- _Given exercise_
Identify every line in the records below that contains the word "Life", and reproduce each one.

- _Data shown_
** begin **
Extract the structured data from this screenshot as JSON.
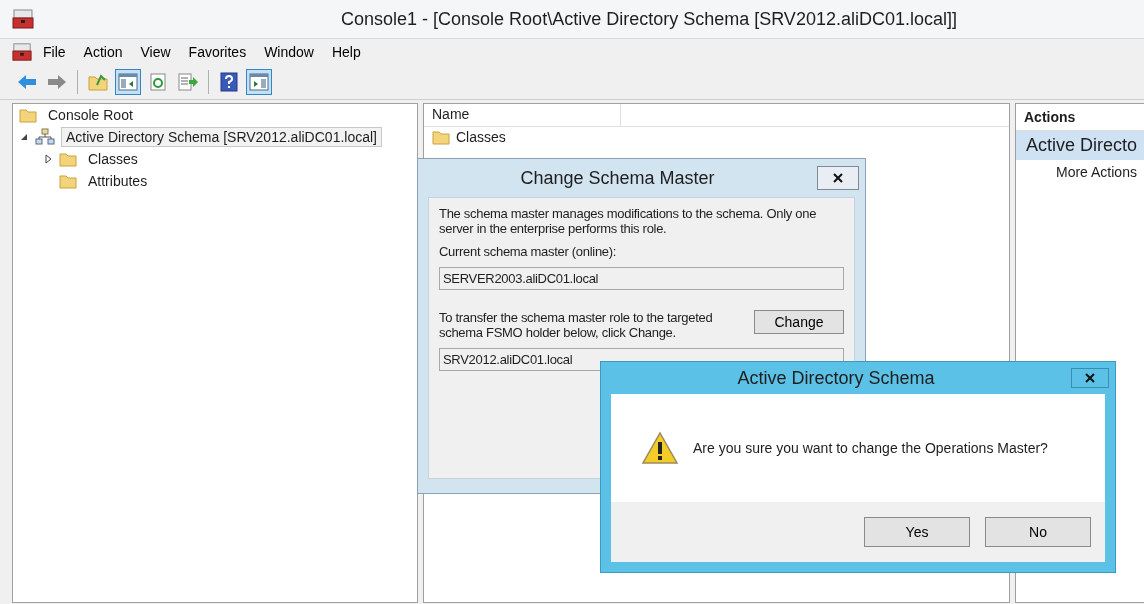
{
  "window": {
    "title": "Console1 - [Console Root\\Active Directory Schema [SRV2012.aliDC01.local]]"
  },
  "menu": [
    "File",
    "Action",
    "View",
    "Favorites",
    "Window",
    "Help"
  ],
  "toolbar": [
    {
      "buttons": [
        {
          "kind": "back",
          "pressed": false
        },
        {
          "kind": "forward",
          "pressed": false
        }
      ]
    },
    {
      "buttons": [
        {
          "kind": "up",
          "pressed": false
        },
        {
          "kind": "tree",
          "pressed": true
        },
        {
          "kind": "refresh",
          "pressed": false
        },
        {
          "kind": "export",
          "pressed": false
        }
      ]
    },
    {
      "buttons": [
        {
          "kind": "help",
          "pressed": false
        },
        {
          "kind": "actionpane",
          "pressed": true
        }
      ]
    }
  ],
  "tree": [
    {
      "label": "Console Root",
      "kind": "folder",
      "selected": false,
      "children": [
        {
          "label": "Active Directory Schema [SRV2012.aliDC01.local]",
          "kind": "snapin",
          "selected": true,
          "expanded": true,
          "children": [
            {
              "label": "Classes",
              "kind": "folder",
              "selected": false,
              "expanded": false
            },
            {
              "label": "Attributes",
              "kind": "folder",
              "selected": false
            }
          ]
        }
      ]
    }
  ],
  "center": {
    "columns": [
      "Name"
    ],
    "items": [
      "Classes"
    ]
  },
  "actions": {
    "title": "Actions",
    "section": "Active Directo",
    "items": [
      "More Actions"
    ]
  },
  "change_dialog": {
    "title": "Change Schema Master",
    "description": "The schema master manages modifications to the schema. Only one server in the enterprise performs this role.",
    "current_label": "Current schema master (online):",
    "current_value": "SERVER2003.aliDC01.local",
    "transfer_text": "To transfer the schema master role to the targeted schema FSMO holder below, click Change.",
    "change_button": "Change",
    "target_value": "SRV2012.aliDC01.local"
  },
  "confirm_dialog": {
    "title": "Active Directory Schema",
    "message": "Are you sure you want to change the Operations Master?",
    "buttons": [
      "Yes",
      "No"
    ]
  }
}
** end **
** begin **
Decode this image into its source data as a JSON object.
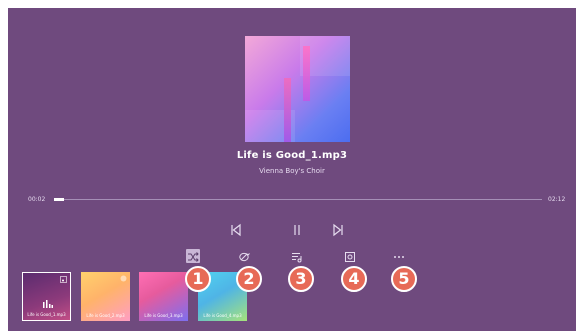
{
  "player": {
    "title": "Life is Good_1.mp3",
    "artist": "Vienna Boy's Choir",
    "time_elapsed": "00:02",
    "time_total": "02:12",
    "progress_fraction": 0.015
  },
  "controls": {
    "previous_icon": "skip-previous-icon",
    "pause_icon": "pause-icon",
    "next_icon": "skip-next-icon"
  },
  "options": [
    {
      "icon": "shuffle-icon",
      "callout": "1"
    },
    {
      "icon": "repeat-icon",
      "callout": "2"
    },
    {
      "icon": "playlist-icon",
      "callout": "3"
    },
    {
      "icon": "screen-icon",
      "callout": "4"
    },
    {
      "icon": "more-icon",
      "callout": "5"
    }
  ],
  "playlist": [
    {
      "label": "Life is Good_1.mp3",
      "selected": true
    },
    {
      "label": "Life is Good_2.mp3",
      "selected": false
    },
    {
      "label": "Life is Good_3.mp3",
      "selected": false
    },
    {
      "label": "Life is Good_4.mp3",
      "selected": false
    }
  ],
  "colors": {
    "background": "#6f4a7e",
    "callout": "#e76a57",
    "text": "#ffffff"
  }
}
** end **
** begin **
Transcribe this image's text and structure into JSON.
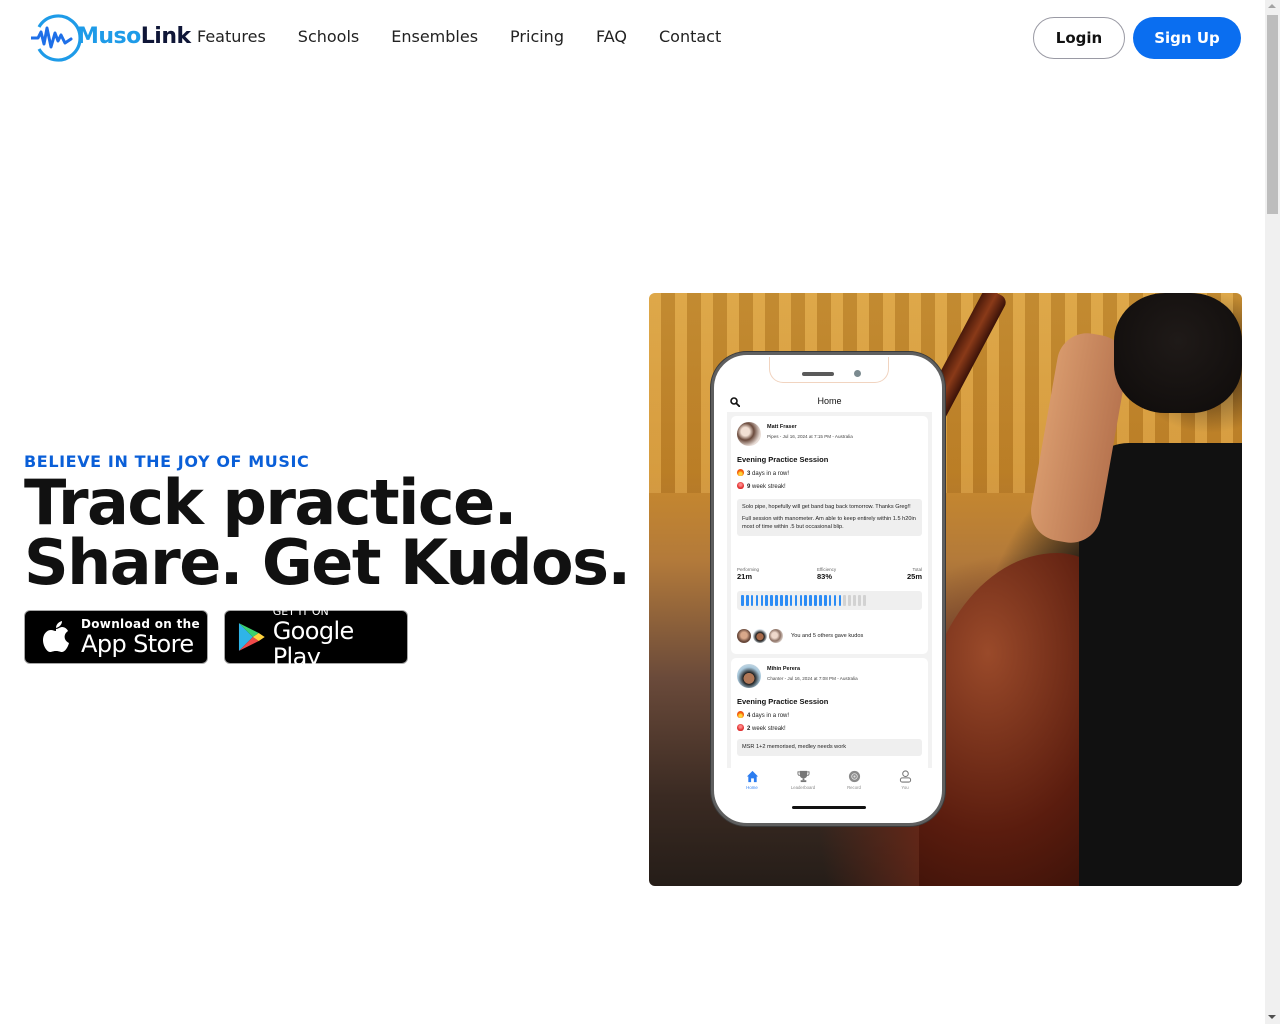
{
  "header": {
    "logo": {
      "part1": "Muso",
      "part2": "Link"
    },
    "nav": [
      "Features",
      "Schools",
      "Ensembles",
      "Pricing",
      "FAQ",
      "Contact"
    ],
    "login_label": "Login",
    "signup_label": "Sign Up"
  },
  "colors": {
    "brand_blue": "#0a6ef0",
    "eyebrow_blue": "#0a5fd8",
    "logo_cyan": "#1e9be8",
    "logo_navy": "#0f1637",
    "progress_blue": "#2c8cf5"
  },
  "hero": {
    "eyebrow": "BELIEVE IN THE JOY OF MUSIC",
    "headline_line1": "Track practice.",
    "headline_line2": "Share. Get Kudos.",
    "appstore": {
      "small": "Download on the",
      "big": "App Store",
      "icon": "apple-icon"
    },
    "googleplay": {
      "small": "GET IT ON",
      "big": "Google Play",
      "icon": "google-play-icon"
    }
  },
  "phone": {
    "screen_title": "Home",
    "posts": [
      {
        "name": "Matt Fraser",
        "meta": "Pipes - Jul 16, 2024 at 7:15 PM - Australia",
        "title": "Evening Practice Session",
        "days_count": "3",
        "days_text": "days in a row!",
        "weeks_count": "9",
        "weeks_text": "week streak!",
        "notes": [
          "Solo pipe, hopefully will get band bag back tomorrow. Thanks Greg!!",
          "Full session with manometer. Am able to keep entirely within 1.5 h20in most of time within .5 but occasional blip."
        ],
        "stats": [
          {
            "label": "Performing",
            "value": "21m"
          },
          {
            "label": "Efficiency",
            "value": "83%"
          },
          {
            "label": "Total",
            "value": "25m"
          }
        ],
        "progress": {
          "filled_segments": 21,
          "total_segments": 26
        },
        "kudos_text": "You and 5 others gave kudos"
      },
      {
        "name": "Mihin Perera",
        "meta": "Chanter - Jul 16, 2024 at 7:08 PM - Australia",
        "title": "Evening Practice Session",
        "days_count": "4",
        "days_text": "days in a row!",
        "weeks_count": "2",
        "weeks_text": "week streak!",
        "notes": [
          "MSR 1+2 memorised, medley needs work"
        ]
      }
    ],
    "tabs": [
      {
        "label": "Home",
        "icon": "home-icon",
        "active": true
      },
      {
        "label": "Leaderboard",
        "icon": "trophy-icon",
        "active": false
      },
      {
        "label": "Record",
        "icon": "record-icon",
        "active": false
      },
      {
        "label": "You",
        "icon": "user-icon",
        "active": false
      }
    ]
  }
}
** end **
- _Task result_
    "title": "Life is Good_1.mp3",
      "label": "Life is Good_1.mp3",
      "label": "Life is Good_2.mp3",
      "label": "Life is Good_3.mp3",
      "label": "Life is Good_4.mp3",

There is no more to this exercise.